- Job
Leave out the pictures and copy everything else in the entries exactly.

- Data for the task

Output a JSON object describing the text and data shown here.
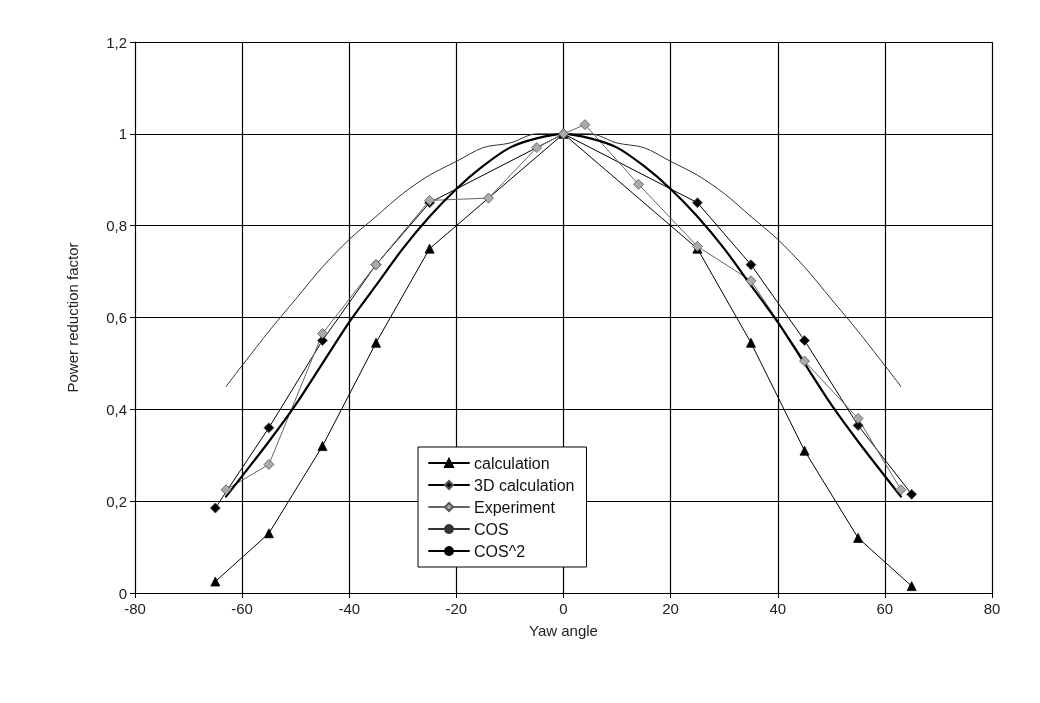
{
  "chart_data": {
    "type": "line",
    "xlabel": "Yaw angle",
    "ylabel": "Power reduction factor",
    "xlim": [
      -80,
      80
    ],
    "xticks": [
      -80,
      -60,
      -40,
      -20,
      0,
      20,
      40,
      60,
      80
    ],
    "ylim": [
      0,
      1.2
    ],
    "yticks": [
      0,
      {
        "value": 0.2,
        "label": "0,2"
      },
      {
        "value": 0.4,
        "label": "0,4"
      },
      {
        "value": 0.6,
        "label": "0,6"
      },
      {
        "value": 0.8,
        "label": "0,8"
      },
      1,
      {
        "value": 1.2,
        "label": "1,2"
      }
    ],
    "grid": true,
    "legend": "bottom",
    "line_style": "solid",
    "series": [
      {
        "name": "calculation",
        "color": "#000000",
        "marker": "triangle",
        "x": [
          -65,
          -55,
          -45,
          -35,
          -25,
          0,
          25,
          35,
          45,
          55,
          65
        ],
        "values": [
          0.025,
          0.13,
          0.32,
          0.545,
          0.75,
          1,
          0.75,
          0.545,
          0.31,
          0.12,
          0.015
        ]
      },
      {
        "name": "3D calculation",
        "color": "#000000",
        "marker": "diamond",
        "x": [
          -65,
          -55,
          -45,
          -35,
          -25,
          0,
          25,
          35,
          45,
          55,
          65
        ],
        "values": [
          0.185,
          0.36,
          0.55,
          0.715,
          0.85,
          1,
          0.85,
          0.715,
          0.55,
          0.365,
          0.215
        ]
      },
      {
        "name": "Experiment",
        "color": "#aaaaaa",
        "marker": "diamond",
        "x": [
          -63,
          -55,
          -45,
          -35,
          -25,
          -14,
          -5,
          0,
          4,
          14,
          25,
          35,
          45,
          55,
          63
        ],
        "values": [
          0.225,
          0.28,
          0.565,
          0.715,
          0.855,
          0.86,
          0.97,
          1,
          1.02,
          0.89,
          0.755,
          0.68,
          0.505,
          0.38,
          0.225
        ]
      },
      {
        "name": "COS",
        "color": "#333333",
        "marker": "none",
        "x": [
          -63,
          -55,
          -50,
          -45,
          -40,
          -35,
          -30,
          -25,
          -20,
          -15,
          -10,
          -5,
          0,
          5,
          10,
          15,
          20,
          25,
          30,
          35,
          40,
          45,
          50,
          55,
          63
        ],
        "values": [
          0.45,
          0.57,
          0.64,
          0.71,
          0.77,
          0.82,
          0.87,
          0.91,
          0.94,
          0.97,
          0.98,
          1,
          1,
          1,
          0.98,
          0.97,
          0.94,
          0.91,
          0.87,
          0.82,
          0.77,
          0.71,
          0.64,
          0.57,
          0.45
        ]
      },
      {
        "name": "COS^2",
        "color": "#000000",
        "marker": "none",
        "x": [
          -63,
          -55,
          -50,
          -45,
          -40,
          -35,
          -30,
          -25,
          -20,
          -15,
          -10,
          -5,
          0,
          5,
          10,
          15,
          20,
          25,
          30,
          35,
          40,
          45,
          50,
          55,
          63
        ],
        "values": [
          0.21,
          0.33,
          0.41,
          0.5,
          0.59,
          0.67,
          0.75,
          0.82,
          0.88,
          0.93,
          0.97,
          0.99,
          1,
          0.99,
          0.97,
          0.93,
          0.88,
          0.82,
          0.75,
          0.67,
          0.59,
          0.5,
          0.41,
          0.33,
          0.21
        ]
      }
    ]
  }
}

- Reply
Output a JSON object describing the text and data shown here.
{
  "chart_data": {
    "type": "line",
    "xlabel": "Yaw angle",
    "ylabel": "Power reduction factor",
    "xlim": [
      -80,
      80
    ],
    "xticks": [
      -80,
      -60,
      -40,
      -20,
      0,
      20,
      40,
      60,
      80
    ],
    "ylim": [
      0,
      1.2
    ],
    "yticks": [
      0,
      {
        "value": 0.2,
        "label": "0,2"
      },
      {
        "value": 0.4,
        "label": "0,4"
      },
      {
        "value": 0.6,
        "label": "0,6"
      },
      {
        "value": 0.8,
        "label": "0,8"
      },
      1,
      {
        "value": 1.2,
        "label": "1,2"
      }
    ],
    "grid": true,
    "legend": "bottom",
    "line_style": "solid",
    "series": [
      {
        "name": "calculation",
        "color": "#000000",
        "marker": "triangle",
        "x": [
          -65,
          -55,
          -45,
          -35,
          -25,
          0,
          25,
          35,
          45,
          55,
          65
        ],
        "values": [
          0.025,
          0.13,
          0.32,
          0.545,
          0.75,
          1,
          0.75,
          0.545,
          0.31,
          0.12,
          0.015
        ]
      },
      {
        "name": "3D calculation",
        "color": "#000000",
        "marker": "diamond",
        "x": [
          -65,
          -55,
          -45,
          -35,
          -25,
          0,
          25,
          35,
          45,
          55,
          65
        ],
        "values": [
          0.185,
          0.36,
          0.55,
          0.715,
          0.85,
          1,
          0.85,
          0.715,
          0.55,
          0.365,
          0.215
        ]
      },
      {
        "name": "Experiment",
        "color": "#aaaaaa",
        "marker": "diamond",
        "x": [
          -63,
          -55,
          -45,
          -35,
          -25,
          -14,
          -5,
          0,
          4,
          14,
          25,
          35,
          45,
          55,
          63
        ],
        "values": [
          0.225,
          0.28,
          0.565,
          0.715,
          0.855,
          0.86,
          0.97,
          1,
          1.02,
          0.89,
          0.755,
          0.68,
          0.505,
          0.38,
          0.225
        ]
      },
      {
        "name": "COS",
        "color": "#333333",
        "marker": "none",
        "x": [
          -63,
          -55,
          -50,
          -45,
          -40,
          -35,
          -30,
          -25,
          -20,
          -15,
          -10,
          -5,
          0,
          5,
          10,
          15,
          20,
          25,
          30,
          35,
          40,
          45,
          50,
          55,
          63
        ],
        "values": [
          0.45,
          0.57,
          0.64,
          0.71,
          0.77,
          0.82,
          0.87,
          0.91,
          0.94,
          0.97,
          0.98,
          1,
          1,
          1,
          0.98,
          0.97,
          0.94,
          0.91,
          0.87,
          0.82,
          0.77,
          0.71,
          0.64,
          0.57,
          0.45
        ]
      },
      {
        "name": "COS^2",
        "color": "#000000",
        "marker": "none",
        "x": [
          -63,
          -55,
          -50,
          -45,
          -40,
          -35,
          -30,
          -25,
          -20,
          -15,
          -10,
          -5,
          0,
          5,
          10,
          15,
          20,
          25,
          30,
          35,
          40,
          45,
          50,
          55,
          63
        ],
        "values": [
          0.21,
          0.33,
          0.41,
          0.5,
          0.59,
          0.67,
          0.75,
          0.82,
          0.88,
          0.93,
          0.97,
          0.99,
          1,
          0.99,
          0.97,
          0.93,
          0.88,
          0.82,
          0.75,
          0.67,
          0.59,
          0.5,
          0.41,
          0.33,
          0.21
        ]
      }
    ]
  }
}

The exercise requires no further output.